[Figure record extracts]
[BEGIN]

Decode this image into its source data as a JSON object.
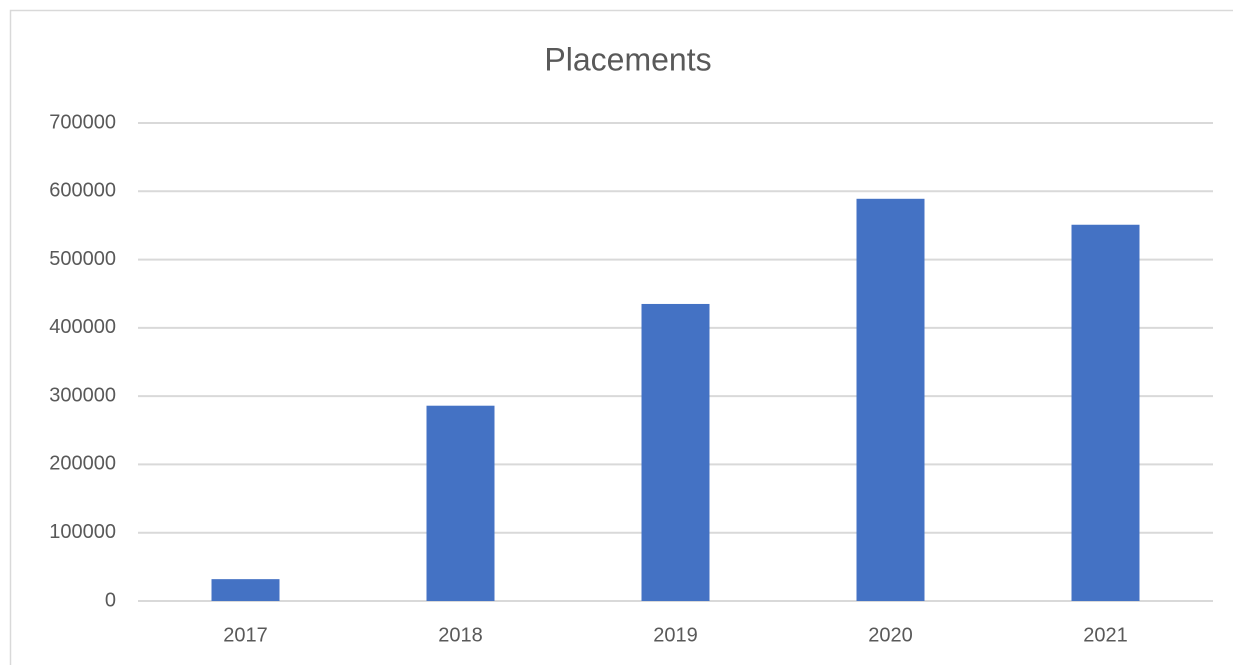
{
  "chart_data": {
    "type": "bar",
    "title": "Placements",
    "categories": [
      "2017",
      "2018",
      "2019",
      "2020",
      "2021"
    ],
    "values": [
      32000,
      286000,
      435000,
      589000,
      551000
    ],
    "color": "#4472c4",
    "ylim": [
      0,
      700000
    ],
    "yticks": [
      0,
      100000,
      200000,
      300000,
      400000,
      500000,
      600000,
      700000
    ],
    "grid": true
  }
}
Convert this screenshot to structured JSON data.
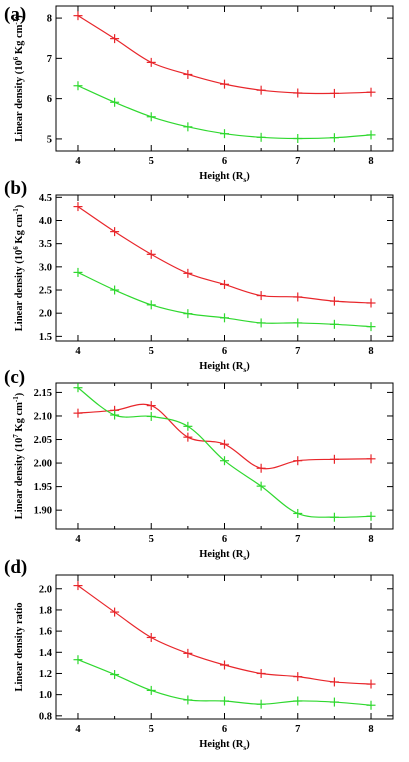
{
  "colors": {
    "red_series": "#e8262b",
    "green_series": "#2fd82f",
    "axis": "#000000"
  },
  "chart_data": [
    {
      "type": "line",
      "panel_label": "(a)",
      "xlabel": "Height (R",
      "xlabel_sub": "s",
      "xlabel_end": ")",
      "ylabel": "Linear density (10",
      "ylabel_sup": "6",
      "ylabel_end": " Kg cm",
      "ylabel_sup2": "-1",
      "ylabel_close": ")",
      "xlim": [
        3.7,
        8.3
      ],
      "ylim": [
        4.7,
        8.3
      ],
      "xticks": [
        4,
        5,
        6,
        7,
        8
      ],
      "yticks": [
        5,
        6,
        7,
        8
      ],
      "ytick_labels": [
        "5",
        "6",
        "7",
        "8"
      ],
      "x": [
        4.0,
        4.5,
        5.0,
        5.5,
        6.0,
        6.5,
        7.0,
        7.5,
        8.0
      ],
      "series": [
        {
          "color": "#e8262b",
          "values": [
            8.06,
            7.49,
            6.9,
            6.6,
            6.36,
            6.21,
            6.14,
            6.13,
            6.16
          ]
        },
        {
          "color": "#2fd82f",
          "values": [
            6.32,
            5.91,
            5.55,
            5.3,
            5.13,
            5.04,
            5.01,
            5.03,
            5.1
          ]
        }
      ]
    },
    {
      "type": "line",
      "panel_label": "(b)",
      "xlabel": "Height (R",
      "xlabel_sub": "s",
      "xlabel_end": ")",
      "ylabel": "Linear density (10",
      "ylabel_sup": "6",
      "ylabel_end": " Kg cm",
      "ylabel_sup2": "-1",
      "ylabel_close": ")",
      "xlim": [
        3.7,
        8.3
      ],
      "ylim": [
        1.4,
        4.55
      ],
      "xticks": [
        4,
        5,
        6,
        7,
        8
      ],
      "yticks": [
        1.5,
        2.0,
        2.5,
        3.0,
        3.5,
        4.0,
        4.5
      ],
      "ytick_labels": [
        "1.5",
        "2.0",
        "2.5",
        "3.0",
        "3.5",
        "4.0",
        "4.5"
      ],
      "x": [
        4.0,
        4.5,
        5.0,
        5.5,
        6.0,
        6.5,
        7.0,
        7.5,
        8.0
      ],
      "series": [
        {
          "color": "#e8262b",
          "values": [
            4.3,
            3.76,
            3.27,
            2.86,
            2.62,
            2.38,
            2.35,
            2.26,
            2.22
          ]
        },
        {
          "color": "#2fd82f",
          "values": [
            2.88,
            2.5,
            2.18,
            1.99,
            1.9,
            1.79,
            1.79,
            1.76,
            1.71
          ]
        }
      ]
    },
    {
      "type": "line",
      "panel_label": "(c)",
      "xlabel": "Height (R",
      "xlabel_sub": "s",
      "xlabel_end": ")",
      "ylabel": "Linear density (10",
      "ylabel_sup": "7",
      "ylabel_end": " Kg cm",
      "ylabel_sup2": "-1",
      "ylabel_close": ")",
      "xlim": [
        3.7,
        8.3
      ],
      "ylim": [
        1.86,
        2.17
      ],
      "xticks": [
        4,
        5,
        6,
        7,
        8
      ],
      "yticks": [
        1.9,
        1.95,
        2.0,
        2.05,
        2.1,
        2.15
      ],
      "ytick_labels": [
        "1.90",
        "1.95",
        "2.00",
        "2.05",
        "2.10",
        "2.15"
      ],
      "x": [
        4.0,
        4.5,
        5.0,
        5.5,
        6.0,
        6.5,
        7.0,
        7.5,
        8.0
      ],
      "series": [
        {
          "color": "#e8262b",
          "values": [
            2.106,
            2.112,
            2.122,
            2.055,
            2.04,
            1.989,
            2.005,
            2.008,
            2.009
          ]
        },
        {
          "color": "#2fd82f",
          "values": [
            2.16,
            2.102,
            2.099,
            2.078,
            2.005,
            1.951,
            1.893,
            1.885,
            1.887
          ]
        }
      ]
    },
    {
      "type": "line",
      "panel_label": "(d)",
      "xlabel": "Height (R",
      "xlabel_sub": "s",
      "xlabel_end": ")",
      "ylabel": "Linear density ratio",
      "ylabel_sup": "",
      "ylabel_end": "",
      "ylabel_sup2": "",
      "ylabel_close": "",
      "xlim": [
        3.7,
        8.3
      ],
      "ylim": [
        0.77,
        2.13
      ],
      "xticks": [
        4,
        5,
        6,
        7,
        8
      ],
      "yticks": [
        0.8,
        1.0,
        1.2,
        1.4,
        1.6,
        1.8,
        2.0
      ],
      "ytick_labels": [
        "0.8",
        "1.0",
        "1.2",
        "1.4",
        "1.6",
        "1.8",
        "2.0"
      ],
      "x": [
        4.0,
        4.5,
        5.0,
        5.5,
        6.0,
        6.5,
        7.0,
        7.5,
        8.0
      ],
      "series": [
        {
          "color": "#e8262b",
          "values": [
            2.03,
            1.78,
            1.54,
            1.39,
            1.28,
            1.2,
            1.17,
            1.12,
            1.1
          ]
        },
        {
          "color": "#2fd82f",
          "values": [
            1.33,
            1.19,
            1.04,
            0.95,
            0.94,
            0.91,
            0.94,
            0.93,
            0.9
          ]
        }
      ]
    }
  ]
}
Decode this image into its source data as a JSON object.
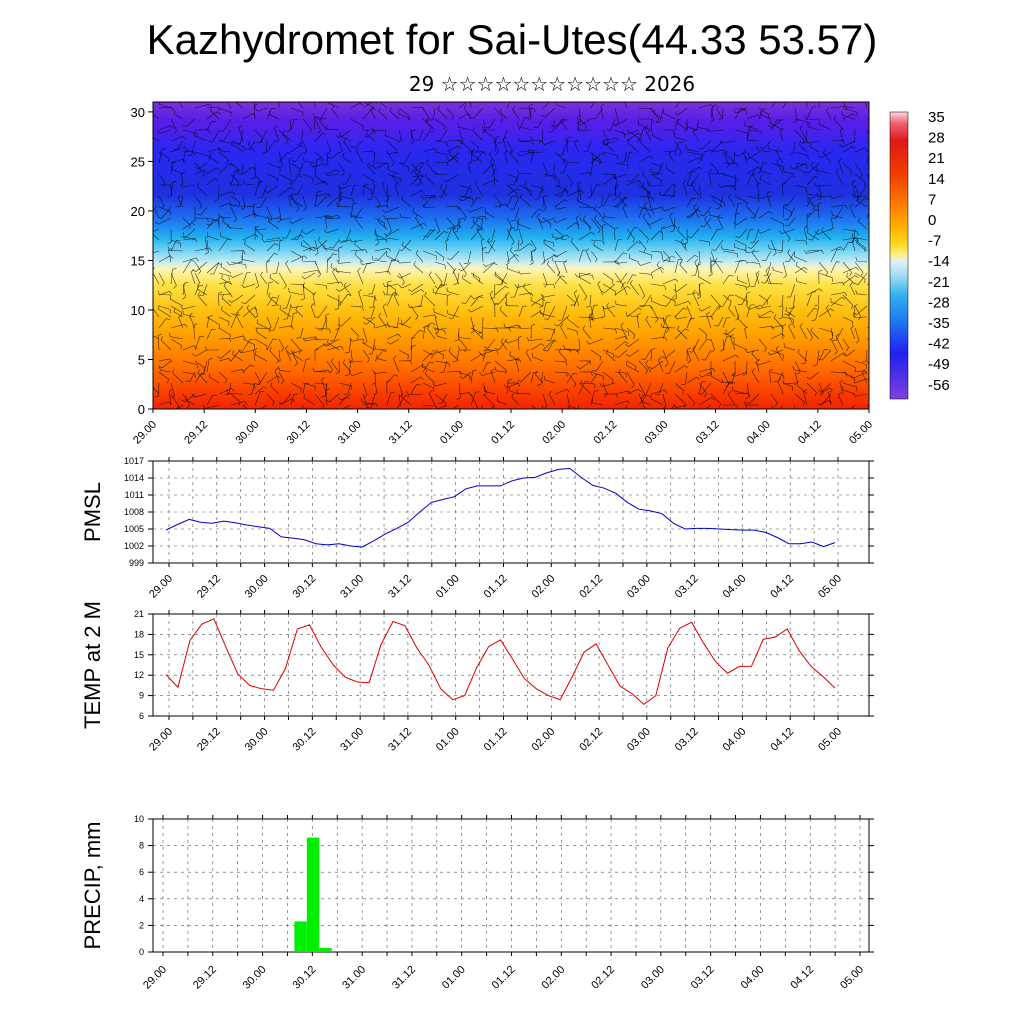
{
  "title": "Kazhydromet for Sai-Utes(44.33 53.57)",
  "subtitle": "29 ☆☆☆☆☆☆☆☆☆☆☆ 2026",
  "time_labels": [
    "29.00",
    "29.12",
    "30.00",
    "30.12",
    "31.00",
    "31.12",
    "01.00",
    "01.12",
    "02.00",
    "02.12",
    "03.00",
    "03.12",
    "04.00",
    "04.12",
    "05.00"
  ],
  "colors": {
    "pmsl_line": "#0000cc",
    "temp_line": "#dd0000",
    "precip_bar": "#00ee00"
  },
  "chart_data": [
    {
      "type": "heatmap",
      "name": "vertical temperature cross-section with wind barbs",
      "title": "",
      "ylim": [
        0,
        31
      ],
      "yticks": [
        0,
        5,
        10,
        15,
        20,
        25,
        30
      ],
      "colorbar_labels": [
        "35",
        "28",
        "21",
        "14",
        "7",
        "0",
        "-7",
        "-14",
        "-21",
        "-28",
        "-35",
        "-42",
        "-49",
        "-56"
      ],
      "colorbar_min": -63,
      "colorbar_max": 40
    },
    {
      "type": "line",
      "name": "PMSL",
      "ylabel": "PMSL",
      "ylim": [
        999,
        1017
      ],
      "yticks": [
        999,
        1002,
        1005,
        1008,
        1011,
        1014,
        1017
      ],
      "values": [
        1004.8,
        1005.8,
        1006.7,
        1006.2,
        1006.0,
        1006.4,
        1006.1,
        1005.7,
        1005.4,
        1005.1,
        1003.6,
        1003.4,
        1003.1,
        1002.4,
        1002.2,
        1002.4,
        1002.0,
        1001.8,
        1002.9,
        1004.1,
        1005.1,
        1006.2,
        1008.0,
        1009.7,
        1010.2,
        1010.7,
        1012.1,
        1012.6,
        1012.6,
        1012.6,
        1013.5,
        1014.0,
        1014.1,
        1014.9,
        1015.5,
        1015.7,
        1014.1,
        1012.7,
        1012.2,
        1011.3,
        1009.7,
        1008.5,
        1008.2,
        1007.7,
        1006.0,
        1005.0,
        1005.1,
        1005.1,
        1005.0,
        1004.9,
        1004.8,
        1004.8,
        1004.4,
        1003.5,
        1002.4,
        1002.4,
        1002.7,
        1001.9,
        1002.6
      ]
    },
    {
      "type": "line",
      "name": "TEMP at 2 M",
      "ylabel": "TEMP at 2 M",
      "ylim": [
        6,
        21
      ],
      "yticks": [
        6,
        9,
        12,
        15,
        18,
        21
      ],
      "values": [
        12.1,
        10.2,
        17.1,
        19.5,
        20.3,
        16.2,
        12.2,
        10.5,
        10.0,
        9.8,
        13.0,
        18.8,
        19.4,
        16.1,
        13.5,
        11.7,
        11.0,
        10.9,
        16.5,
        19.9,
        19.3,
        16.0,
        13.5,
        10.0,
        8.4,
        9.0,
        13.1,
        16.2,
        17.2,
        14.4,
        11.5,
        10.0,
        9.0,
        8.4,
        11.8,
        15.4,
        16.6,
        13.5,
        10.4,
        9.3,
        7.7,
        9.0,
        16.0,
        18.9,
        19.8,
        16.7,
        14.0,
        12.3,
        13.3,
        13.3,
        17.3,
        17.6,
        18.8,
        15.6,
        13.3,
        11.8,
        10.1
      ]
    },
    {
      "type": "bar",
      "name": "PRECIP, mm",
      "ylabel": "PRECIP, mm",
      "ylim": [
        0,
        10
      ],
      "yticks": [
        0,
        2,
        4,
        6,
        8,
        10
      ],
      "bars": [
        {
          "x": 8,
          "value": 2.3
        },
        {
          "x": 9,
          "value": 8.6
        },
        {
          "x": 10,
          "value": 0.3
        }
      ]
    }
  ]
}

[END]

• **WHAT THE TASK REQUIRES**: Tell how many lines contain the word "name", using only the number.

• **ANSWER FOR THE TASK**: 4